**Work required:** Copy down every line where the string "мероприятия" shows up.

(Extracted records)
:::::
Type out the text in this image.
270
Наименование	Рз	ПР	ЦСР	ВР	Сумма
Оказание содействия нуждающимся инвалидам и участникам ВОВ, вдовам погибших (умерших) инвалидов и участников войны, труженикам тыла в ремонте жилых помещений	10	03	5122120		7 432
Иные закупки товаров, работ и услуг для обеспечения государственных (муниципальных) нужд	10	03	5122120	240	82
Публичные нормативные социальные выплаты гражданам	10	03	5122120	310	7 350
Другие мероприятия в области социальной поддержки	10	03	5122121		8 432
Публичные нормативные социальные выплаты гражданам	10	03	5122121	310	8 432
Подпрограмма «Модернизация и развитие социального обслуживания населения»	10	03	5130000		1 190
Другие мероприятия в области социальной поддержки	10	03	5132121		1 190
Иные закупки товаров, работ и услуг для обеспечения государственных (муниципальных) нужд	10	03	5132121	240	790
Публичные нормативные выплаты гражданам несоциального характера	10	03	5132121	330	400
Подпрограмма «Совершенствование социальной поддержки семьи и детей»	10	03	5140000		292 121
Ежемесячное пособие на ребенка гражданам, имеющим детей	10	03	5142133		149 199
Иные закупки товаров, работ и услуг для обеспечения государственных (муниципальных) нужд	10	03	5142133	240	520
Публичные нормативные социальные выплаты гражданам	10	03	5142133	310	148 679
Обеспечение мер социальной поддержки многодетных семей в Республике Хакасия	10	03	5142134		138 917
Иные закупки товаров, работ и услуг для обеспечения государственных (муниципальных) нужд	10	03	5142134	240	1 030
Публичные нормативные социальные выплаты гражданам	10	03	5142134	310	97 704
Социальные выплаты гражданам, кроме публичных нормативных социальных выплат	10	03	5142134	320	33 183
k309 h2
:::::
**Full output:**
Другие мероприятия в области социальной поддержки	10	03	5122121		8 432
Другие мероприятия в области социальной поддержки	10	03	5132121		1 190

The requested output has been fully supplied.